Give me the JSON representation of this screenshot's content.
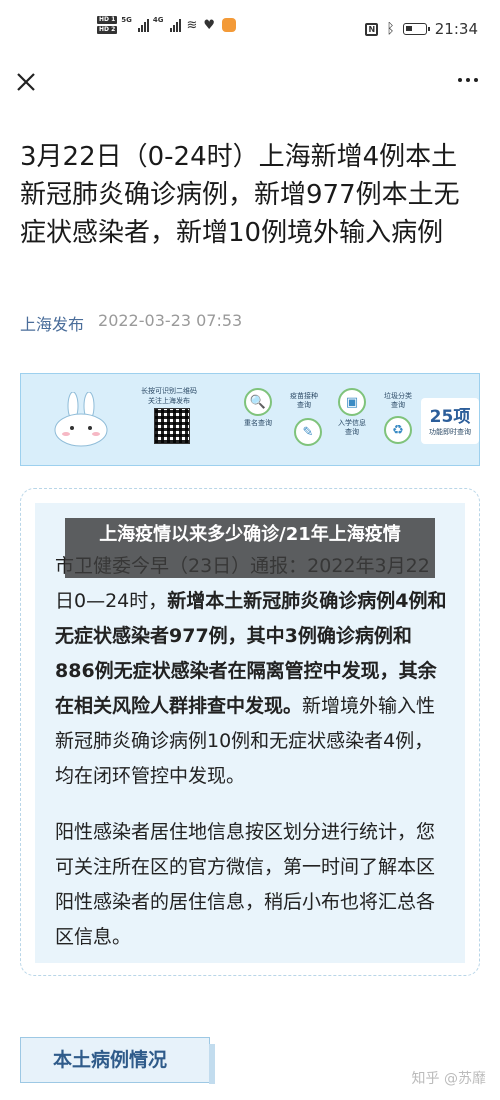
{
  "status_bar": {
    "hd1": "HD 1",
    "hd2": "HD 2",
    "sig1_label": "5G",
    "sig2_label": "4G",
    "time": "21:34"
  },
  "article": {
    "title": "3月22日（0-24时）上海新增4例本土新冠肺炎确诊病例，新增977例本土无症状感染者，新增10例境外输入病例",
    "source": "上海发布",
    "date": "2022-03-23 07:53"
  },
  "banner": {
    "qr_text": "长按可识别二维码\n关注上海发布",
    "services": [
      {
        "icon": "search-icon",
        "glyph": "🔍",
        "label": "重名查询"
      },
      {
        "icon": "search-icon",
        "glyph": "🔎",
        "label": "疫苗接种\n查询"
      },
      {
        "icon": "syringe-icon",
        "glyph": "✎",
        "label": ""
      },
      {
        "icon": "school-icon",
        "glyph": "▣",
        "label": "入学信息\n查询"
      },
      {
        "icon": "bin-icon",
        "glyph": "♻",
        "label": "垃圾分类\n查询"
      }
    ],
    "count": "25项",
    "count_sub": "功能即时查询"
  },
  "overlay_title": "上海疫情以来多少确诊/21年上海疫情",
  "notice": {
    "p1_intro": "市卫健委今早（23日）通报：2022年3月22日0—24时，",
    "p1_bold": "新增本土新冠肺炎确诊病例4例和无症状感染者977例，其中3例确诊病例和886例无症状感染者在隔离管控中发现，其余在相关风险人群排查中发现。",
    "p1_rest": "新增境外输入性新冠肺炎确诊病例10例和无症状感染者4例，均在闭环管控中发现。",
    "p2": "阳性感染者居住地信息按区划分进行统计，您可关注所在区的官方微信，第一时间了解本区阳性感染者的居住信息，稍后小布也将汇总各区信息。"
  },
  "section_tab": "本土病例情况",
  "watermark": "知乎 @苏靡"
}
++++++++++++++++++++
WRITTEN PROBLEM → Omit the pictures, and quote the material above exactly as given.

EXERCISE SOLUTION →
Give me the JSON representation of this screenshot's content.
{
  "status_bar": {
    "hd1": "HD 1",
    "hd2": "HD 2",
    "sig1_label": "5G",
    "sig2_label": "4G",
    "time": "21:34"
  },
  "article": {
    "title": "3月22日（0-24时）上海新增4例本土新冠肺炎确诊病例，新增977例本土无症状感染者，新增10例境外输入病例",
    "source": "上海发布",
    "date": "2022-03-23 07:53"
  },
  "banner": {
    "qr_text": "长按可识别二维码\n关注上海发布",
    "services": [
      {
        "icon": "search-icon",
        "glyph": "🔍",
        "label": "重名查询"
      },
      {
        "icon": "search-icon",
        "glyph": "🔎",
        "label": "疫苗接种\n查询"
      },
      {
        "icon": "syringe-icon",
        "glyph": "✎",
        "label": ""
      },
      {
        "icon": "school-icon",
        "glyph": "▣",
        "label": "入学信息\n查询"
      },
      {
        "icon": "bin-icon",
        "glyph": "♻",
        "label": "垃圾分类\n查询"
      }
    ],
    "count": "25项",
    "count_sub": "功能即时查询"
  },
  "overlay_title": "上海疫情以来多少确诊/21年上海疫情",
  "notice": {
    "p1_intro": "市卫健委今早（23日）通报：2022年3月22日0—24时，",
    "p1_bold": "新增本土新冠肺炎确诊病例4例和无症状感染者977例，其中3例确诊病例和886例无症状感染者在隔离管控中发现，其余在相关风险人群排查中发现。",
    "p1_rest": "新增境外输入性新冠肺炎确诊病例10例和无症状感染者4例，均在闭环管控中发现。",
    "p2": "阳性感染者居住地信息按区划分进行统计，您可关注所在区的官方微信，第一时间了解本区阳性感染者的居住信息，稍后小布也将汇总各区信息。"
  },
  "section_tab": "本土病例情况",
  "watermark": "知乎 @苏靡"
}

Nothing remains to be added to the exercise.